═══ Dataset content

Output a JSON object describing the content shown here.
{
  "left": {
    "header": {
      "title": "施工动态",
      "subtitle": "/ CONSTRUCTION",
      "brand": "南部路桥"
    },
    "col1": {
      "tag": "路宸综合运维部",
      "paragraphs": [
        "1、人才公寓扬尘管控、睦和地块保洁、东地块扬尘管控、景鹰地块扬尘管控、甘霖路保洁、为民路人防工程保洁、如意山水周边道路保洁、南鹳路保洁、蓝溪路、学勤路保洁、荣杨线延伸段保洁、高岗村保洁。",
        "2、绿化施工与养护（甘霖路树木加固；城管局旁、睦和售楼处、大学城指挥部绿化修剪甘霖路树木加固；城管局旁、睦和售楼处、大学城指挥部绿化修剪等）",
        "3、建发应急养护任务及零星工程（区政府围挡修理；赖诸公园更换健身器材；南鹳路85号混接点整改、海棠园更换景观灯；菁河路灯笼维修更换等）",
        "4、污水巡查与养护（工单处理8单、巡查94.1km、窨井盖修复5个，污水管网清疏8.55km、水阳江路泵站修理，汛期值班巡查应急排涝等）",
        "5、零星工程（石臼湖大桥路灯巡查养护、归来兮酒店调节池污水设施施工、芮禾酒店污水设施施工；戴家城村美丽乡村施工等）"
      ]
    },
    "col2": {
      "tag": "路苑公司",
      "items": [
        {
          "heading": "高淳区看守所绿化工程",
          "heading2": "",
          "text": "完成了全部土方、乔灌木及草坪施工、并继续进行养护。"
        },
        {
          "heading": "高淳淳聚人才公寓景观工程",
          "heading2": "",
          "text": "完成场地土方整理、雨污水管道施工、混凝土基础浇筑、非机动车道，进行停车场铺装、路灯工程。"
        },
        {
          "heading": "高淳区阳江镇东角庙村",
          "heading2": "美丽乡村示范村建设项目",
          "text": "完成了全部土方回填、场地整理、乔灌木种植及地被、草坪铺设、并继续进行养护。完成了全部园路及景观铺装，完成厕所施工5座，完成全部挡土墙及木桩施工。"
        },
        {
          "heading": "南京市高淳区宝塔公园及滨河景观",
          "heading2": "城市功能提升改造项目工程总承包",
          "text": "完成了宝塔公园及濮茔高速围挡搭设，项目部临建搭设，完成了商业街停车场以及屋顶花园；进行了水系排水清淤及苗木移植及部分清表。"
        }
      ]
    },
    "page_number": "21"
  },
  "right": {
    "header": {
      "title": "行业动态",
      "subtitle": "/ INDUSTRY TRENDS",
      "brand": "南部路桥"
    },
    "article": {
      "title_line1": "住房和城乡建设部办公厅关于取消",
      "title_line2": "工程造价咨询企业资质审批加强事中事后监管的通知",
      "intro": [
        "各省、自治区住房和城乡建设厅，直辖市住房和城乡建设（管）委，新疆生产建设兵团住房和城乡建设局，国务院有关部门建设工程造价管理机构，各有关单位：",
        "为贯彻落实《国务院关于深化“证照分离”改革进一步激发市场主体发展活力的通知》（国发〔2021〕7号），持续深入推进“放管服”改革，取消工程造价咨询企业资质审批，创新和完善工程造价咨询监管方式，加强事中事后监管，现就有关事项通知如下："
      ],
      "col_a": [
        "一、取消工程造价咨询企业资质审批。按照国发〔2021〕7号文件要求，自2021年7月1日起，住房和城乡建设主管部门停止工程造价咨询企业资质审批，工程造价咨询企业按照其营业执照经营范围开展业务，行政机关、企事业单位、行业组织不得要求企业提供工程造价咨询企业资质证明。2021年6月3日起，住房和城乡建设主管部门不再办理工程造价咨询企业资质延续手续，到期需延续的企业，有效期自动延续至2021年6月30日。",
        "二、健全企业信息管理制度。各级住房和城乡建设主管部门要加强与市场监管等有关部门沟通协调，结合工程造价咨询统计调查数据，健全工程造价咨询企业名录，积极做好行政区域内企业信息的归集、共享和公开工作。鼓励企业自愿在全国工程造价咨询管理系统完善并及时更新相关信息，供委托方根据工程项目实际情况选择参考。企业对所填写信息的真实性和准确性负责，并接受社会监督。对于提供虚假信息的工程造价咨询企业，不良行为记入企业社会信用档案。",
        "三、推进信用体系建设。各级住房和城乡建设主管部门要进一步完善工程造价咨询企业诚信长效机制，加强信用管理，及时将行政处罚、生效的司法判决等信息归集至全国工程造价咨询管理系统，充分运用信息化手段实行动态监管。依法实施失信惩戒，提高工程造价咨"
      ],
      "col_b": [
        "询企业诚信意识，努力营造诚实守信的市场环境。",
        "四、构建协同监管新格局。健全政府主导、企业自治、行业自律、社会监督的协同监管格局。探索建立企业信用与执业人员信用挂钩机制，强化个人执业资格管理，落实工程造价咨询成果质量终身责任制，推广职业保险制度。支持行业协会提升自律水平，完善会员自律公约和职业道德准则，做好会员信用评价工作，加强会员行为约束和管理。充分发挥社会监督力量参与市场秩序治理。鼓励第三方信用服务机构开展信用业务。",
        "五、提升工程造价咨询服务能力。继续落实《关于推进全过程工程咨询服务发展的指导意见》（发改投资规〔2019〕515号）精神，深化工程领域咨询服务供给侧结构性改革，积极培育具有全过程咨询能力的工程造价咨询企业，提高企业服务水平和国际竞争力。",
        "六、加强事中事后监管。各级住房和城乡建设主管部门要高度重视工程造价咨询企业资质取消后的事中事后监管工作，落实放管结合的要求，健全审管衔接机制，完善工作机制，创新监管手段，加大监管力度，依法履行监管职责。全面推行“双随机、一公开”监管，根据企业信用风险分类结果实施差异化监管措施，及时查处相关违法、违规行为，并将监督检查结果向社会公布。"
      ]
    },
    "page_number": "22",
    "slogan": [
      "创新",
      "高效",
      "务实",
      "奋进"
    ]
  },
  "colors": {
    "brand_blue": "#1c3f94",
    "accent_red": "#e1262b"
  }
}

══════

» Task
Repeat all of the records above exactly as they appear.

» Solution below
Output a JSON object describing the content shown here.
{
  "left": {
    "header": {
      "title": "施工动态",
      "subtitle": "/ CONSTRUCTION",
      "brand": "南部路桥"
    },
    "col1": {
      "tag": "路宸综合运维部",
      "paragraphs": [
        "1、人才公寓扬尘管控、睦和地块保洁、东地块扬尘管控、景鹰地块扬尘管控、甘霖路保洁、为民路人防工程保洁、如意山水周边道路保洁、南鹳路保洁、蓝溪路、学勤路保洁、荣杨线延伸段保洁、高岗村保洁。",
        "2、绿化施工与养护（甘霖路树木加固；城管局旁、睦和售楼处、大学城指挥部绿化修剪甘霖路树木加固；城管局旁、睦和售楼处、大学城指挥部绿化修剪等）",
        "3、建发应急养护任务及零星工程（区政府围挡修理；赖诸公园更换健身器材；南鹳路85号混接点整改、海棠园更换景观灯；菁河路灯笼维修更换等）",
        "4、污水巡查与养护（工单处理8单、巡查94.1km、窨井盖修复5个，污水管网清疏8.55km、水阳江路泵站修理，汛期值班巡查应急排涝等）",
        "5、零星工程（石臼湖大桥路灯巡查养护、归来兮酒店调节池污水设施施工、芮禾酒店污水设施施工；戴家城村美丽乡村施工等）"
      ]
    },
    "col2": {
      "tag": "路苑公司",
      "items": [
        {
          "heading": "高淳区看守所绿化工程",
          "heading2": "",
          "text": "完成了全部土方、乔灌木及草坪施工、并继续进行养护。"
        },
        {
          "heading": "高淳淳聚人才公寓景观工程",
          "heading2": "",
          "text": "完成场地土方整理、雨污水管道施工、混凝土基础浇筑、非机动车道，进行停车场铺装、路灯工程。"
        },
        {
          "heading": "高淳区阳江镇东角庙村",
          "heading2": "美丽乡村示范村建设项目",
          "text": "完成了全部土方回填、场地整理、乔灌木种植及地被、草坪铺设、并继续进行养护。完成了全部园路及景观铺装，完成厕所施工5座，完成全部挡土墙及木桩施工。"
        },
        {
          "heading": "南京市高淳区宝塔公园及滨河景观",
          "heading2": "城市功能提升改造项目工程总承包",
          "text": "完成了宝塔公园及濮茔高速围挡搭设，项目部临建搭设，完成了商业街停车场以及屋顶花园；进行了水系排水清淤及苗木移植及部分清表。"
        }
      ]
    },
    "page_number": "21"
  },
  "right": {
    "header": {
      "title": "行业动态",
      "subtitle": "/ INDUSTRY TRENDS",
      "brand": "南部路桥"
    },
    "article": {
      "title_line1": "住房和城乡建设部办公厅关于取消",
      "title_line2": "工程造价咨询企业资质审批加强事中事后监管的通知",
      "intro": [
        "各省、自治区住房和城乡建设厅，直辖市住房和城乡建设（管）委，新疆生产建设兵团住房和城乡建设局，国务院有关部门建设工程造价管理机构，各有关单位：",
        "为贯彻落实《国务院关于深化“证照分离”改革进一步激发市场主体发展活力的通知》（国发〔2021〕7号），持续深入推进“放管服”改革，取消工程造价咨询企业资质审批，创新和完善工程造价咨询监管方式，加强事中事后监管，现就有关事项通知如下："
      ],
      "col_a": [
        "一、取消工程造价咨询企业资质审批。按照国发〔2021〕7号文件要求，自2021年7月1日起，住房和城乡建设主管部门停止工程造价咨询企业资质审批，工程造价咨询企业按照其营业执照经营范围开展业务，行政机关、企事业单位、行业组织不得要求企业提供工程造价咨询企业资质证明。2021年6月3日起，住房和城乡建设主管部门不再办理工程造价咨询企业资质延续手续，到期需延续的企业，有效期自动延续至2021年6月30日。",
        "二、健全企业信息管理制度。各级住房和城乡建设主管部门要加强与市场监管等有关部门沟通协调，结合工程造价咨询统计调查数据，健全工程造价咨询企业名录，积极做好行政区域内企业信息的归集、共享和公开工作。鼓励企业自愿在全国工程造价咨询管理系统完善并及时更新相关信息，供委托方根据工程项目实际情况选择参考。企业对所填写信息的真实性和准确性负责，并接受社会监督。对于提供虚假信息的工程造价咨询企业，不良行为记入企业社会信用档案。",
        "三、推进信用体系建设。各级住房和城乡建设主管部门要进一步完善工程造价咨询企业诚信长效机制，加强信用管理，及时将行政处罚、生效的司法判决等信息归集至全国工程造价咨询管理系统，充分运用信息化手段实行动态监管。依法实施失信惩戒，提高工程造价咨"
      ],
      "col_b": [
        "询企业诚信意识，努力营造诚实守信的市场环境。",
        "四、构建协同监管新格局。健全政府主导、企业自治、行业自律、社会监督的协同监管格局。探索建立企业信用与执业人员信用挂钩机制，强化个人执业资格管理，落实工程造价咨询成果质量终身责任制，推广职业保险制度。支持行业协会提升自律水平，完善会员自律公约和职业道德准则，做好会员信用评价工作，加强会员行为约束和管理。充分发挥社会监督力量参与市场秩序治理。鼓励第三方信用服务机构开展信用业务。",
        "五、提升工程造价咨询服务能力。继续落实《关于推进全过程工程咨询服务发展的指导意见》（发改投资规〔2019〕515号）精神，深化工程领域咨询服务供给侧结构性改革，积极培育具有全过程咨询能力的工程造价咨询企业，提高企业服务水平和国际竞争力。",
        "六、加强事中事后监管。各级住房和城乡建设主管部门要高度重视工程造价咨询企业资质取消后的事中事后监管工作，落实放管结合的要求，健全审管衔接机制，完善工作机制，创新监管手段，加大监管力度，依法履行监管职责。全面推行“双随机、一公开”监管，根据企业信用风险分类结果实施差异化监管措施，及时查处相关违法、违规行为，并将监督检查结果向社会公布。"
      ]
    },
    "page_number": "22",
    "slogan": [
      "创新",
      "高效",
      "务实",
      "奋进"
    ]
  },
  "colors": {
    "brand_blue": "#1c3f94",
    "accent_red": "#e1262b"
  }
}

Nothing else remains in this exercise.